Skip the images and copy each record exactly as written.
----- Entries provided -----
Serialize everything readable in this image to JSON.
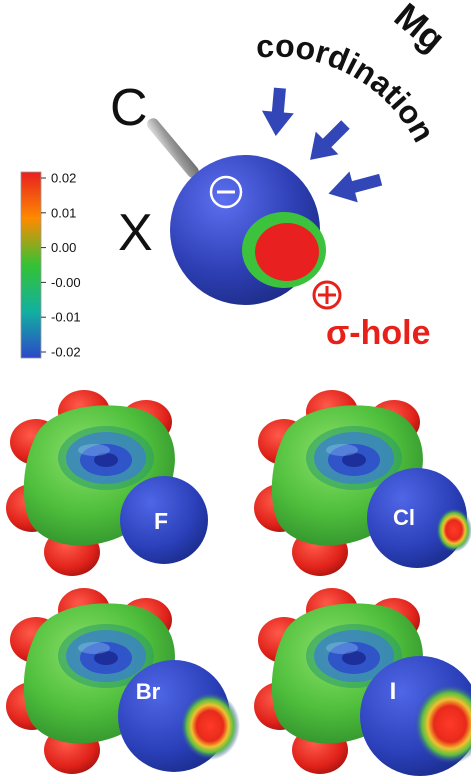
{
  "schematic": {
    "carbon_label": "C",
    "halogen_label": "X",
    "minus_symbol": "⊖",
    "plus_symbol": "⊕",
    "sigma_hole_label": "σ-hole",
    "mg_label": "Mg",
    "coordination_label": "coordination",
    "colors": {
      "sphere": "#2f3fb0",
      "sigma_hole": "#e82020",
      "ring": "#3cc23c",
      "label_red": "#e8201a",
      "arrow": "#3346b8"
    }
  },
  "colorbar": {
    "ticks": [
      "0.02",
      "0.01",
      "0.00",
      "-0.00",
      "-0.01",
      "-0.02"
    ],
    "max": 0.02,
    "min": -0.02,
    "colors": [
      "#e82020",
      "#ff8a00",
      "#34c234",
      "#12b0a0",
      "#2b48c8"
    ]
  },
  "molecules": [
    {
      "halogen": "F"
    },
    {
      "halogen": "Cl"
    },
    {
      "halogen": "Br"
    },
    {
      "halogen": "I"
    }
  ]
}
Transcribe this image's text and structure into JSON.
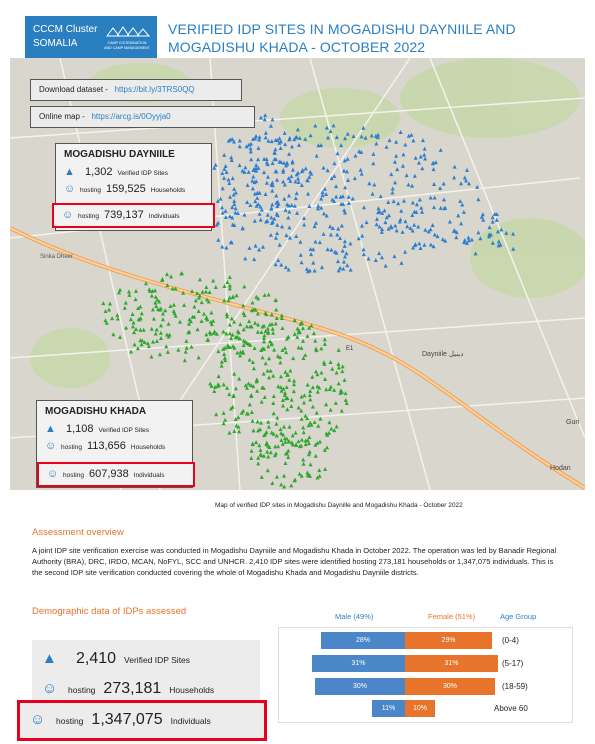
{
  "header": {
    "badge_line1": "CCCM Cluster",
    "badge_line2": "SOMALIA",
    "logo_text": "CAMP COORDINATION AND CAMP MANAGEMENT",
    "title_line1": "VERIFIED IDP SITES IN MOGADISHU DAYNIILE AND",
    "title_line2": "MOGADISHU KHADA - OCTOBER 2022"
  },
  "links": {
    "dataset_label": "Download dataset -",
    "dataset_url": "https://bit.ly/3TRS0QQ",
    "map_label": "Online map -",
    "map_url": "https://arcg.is/0Oyyja0"
  },
  "map_labels": {
    "sinka_dheer": "Sinka Dheer",
    "dayniile": "Dayniile دينيل",
    "hodan": "Hodan",
    "guri": "Guri",
    "e1": "E1"
  },
  "dayniile": {
    "title": "MOGADISHU DAYNIILE",
    "sites": "1,302",
    "sites_label": "Verified IDP Sites",
    "households": "159,525",
    "households_label": "Households",
    "individuals": "739,137",
    "individuals_label": "Individuals",
    "hosting": "hosting"
  },
  "khada": {
    "title": "MOGADISHU KHADA",
    "sites": "1,108",
    "sites_label": "Verified IDP Sites",
    "households": "113,656",
    "households_label": "Households",
    "individuals": "607,938",
    "individuals_label": "Individuals",
    "hosting": "hosting"
  },
  "map_caption": "Map of verified IDP sites in Mogadishu Daynille and Mogadishu Khada - October 2022",
  "overview": {
    "heading": "Assessment overview",
    "text": "A joint IDP site verification exercise was conducted in Mogadishu Dayniile and Mogadishu Khada in October 2022. The operation was led by Banadir Regional Authority (BRA), DRC, IRDO, MCAN, NoFYL, SCC and UNHCR. 2,410 IDP sites were identified hosting 273,181 households or 1,347,075 individuals. This is the second IDP site verification conducted covering the whole of Mogadishu Khada and Mogadishu Dayniile districts."
  },
  "demographic": {
    "heading": "Demographic data of IDPs assessed",
    "sites": "2,410",
    "sites_label": "Verified IDP Sites",
    "hosting": "hosting",
    "households": "273,181",
    "households_label": "Households",
    "individuals": "1,347,075",
    "individuals_label": "Individuals"
  },
  "chart_data": {
    "type": "bar",
    "male_label": "Male (49%)",
    "female_label": "Female (51%)",
    "age_label": "Age Group",
    "categories": [
      "(0-4)",
      "(5-17)",
      "(18-59)",
      "Above 60"
    ],
    "series": [
      {
        "name": "Male (49%)",
        "values": [
          28,
          31,
          30,
          11
        ],
        "labels": [
          "28%",
          "31%",
          "30%",
          "11%"
        ]
      },
      {
        "name": "Female (51%)",
        "values": [
          29,
          31,
          30,
          10
        ],
        "labels": [
          "29%",
          "31%",
          "30%",
          "10%"
        ]
      }
    ]
  },
  "colors": {
    "accent": "#2a7fc1",
    "orange": "#e8732a",
    "highlight": "#e8001c",
    "dayniile_sites": "#2f7fd0",
    "khada_sites": "#2fa82f"
  }
}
-----
Output for this exercise
Serialize everything readable in this image to JSON.
{
  "schematic": {
    "carbon_label": "C",
    "halogen_label": "X",
    "minus_symbol": "⊖",
    "plus_symbol": "⊕",
    "sigma_hole_label": "σ-hole",
    "mg_label": "Mg",
    "coordination_label": "coordination",
    "colors": {
      "sphere": "#2f3fb0",
      "sigma_hole": "#e82020",
      "ring": "#3cc23c",
      "label_red": "#e8201a",
      "arrow": "#3346b8"
    }
  },
  "colorbar": {
    "ticks": [
      "0.02",
      "0.01",
      "0.00",
      "-0.00",
      "-0.01",
      "-0.02"
    ],
    "max": 0.02,
    "min": -0.02,
    "colors": [
      "#e82020",
      "#ff8a00",
      "#34c234",
      "#12b0a0",
      "#2b48c8"
    ]
  },
  "molecules": [
    {
      "halogen": "F"
    },
    {
      "halogen": "Cl"
    },
    {
      "halogen": "Br"
    },
    {
      "halogen": "I"
    }
  ]
}
Transcribe this image's text and structure into JSON.
{
  "header": {
    "badge_line1": "CCCM Cluster",
    "badge_line2": "SOMALIA",
    "logo_text": "CAMP COORDINATION AND CAMP MANAGEMENT",
    "title_line1": "VERIFIED IDP SITES IN MOGADISHU DAYNIILE AND",
    "title_line2": "MOGADISHU KHADA - OCTOBER 2022"
  },
  "links": {
    "dataset_label": "Download dataset -",
    "dataset_url": "https://bit.ly/3TRS0QQ",
    "map_label": "Online map -",
    "map_url": "https://arcg.is/0Oyyja0"
  },
  "map_labels": {
    "sinka_dheer": "Sinka Dheer",
    "dayniile": "Dayniile دينيل",
    "hodan": "Hodan",
    "guri": "Guri",
    "e1": "E1"
  },
  "dayniile": {
    "title": "MOGADISHU DAYNIILE",
    "sites": "1,302",
    "sites_label": "Verified IDP Sites",
    "households": "159,525",
    "households_label": "Households",
    "individuals": "739,137",
    "individuals_label": "Individuals",
    "hosting": "hosting"
  },
  "khada": {
    "title": "MOGADISHU KHADA",
    "sites": "1,108",
    "sites_label": "Verified IDP Sites",
    "households": "113,656",
    "households_label": "Households",
    "individuals": "607,938",
    "individuals_label": "Individuals",
    "hosting": "hosting"
  },
  "map_caption": "Map of verified IDP sites in Mogadishu Daynille and Mogadishu Khada - October 2022",
  "overview": {
    "heading": "Assessment overview",
    "text": "A joint IDP site verification exercise was conducted in Mogadishu Dayniile and Mogadishu Khada in October 2022. The operation was led by Banadir Regional Authority (BRA), DRC, IRDO, MCAN, NoFYL, SCC and UNHCR. 2,410 IDP sites were identified hosting 273,181 households or 1,347,075 individuals. This is the second IDP site verification conducted covering the whole of Mogadishu Khada and Mogadishu Dayniile districts."
  },
  "demographic": {
    "heading": "Demographic data of IDPs assessed",
    "sites": "2,410",
    "sites_label": "Verified IDP Sites",
    "hosting": "hosting",
    "households": "273,181",
    "households_label": "Households",
    "individuals": "1,347,075",
    "individuals_label": "Individuals"
  },
  "chart_data": {
    "type": "bar",
    "male_label": "Male (49%)",
    "female_label": "Female (51%)",
    "age_label": "Age Group",
    "categories": [
      "(0-4)",
      "(5-17)",
      "(18-59)",
      "Above 60"
    ],
    "series": [
      {
        "name": "Male (49%)",
        "values": [
          28,
          31,
          30,
          11
        ],
        "labels": [
          "28%",
          "31%",
          "30%",
          "11%"
        ]
      },
      {
        "name": "Female (51%)",
        "values": [
          29,
          31,
          30,
          10
        ],
        "labels": [
          "29%",
          "31%",
          "30%",
          "10%"
        ]
      }
    ]
  },
  "colors": {
    "accent": "#2a7fc1",
    "orange": "#e8732a",
    "highlight": "#e8001c",
    "dayniile_sites": "#2f7fd0",
    "khada_sites": "#2fa82f"
  }
}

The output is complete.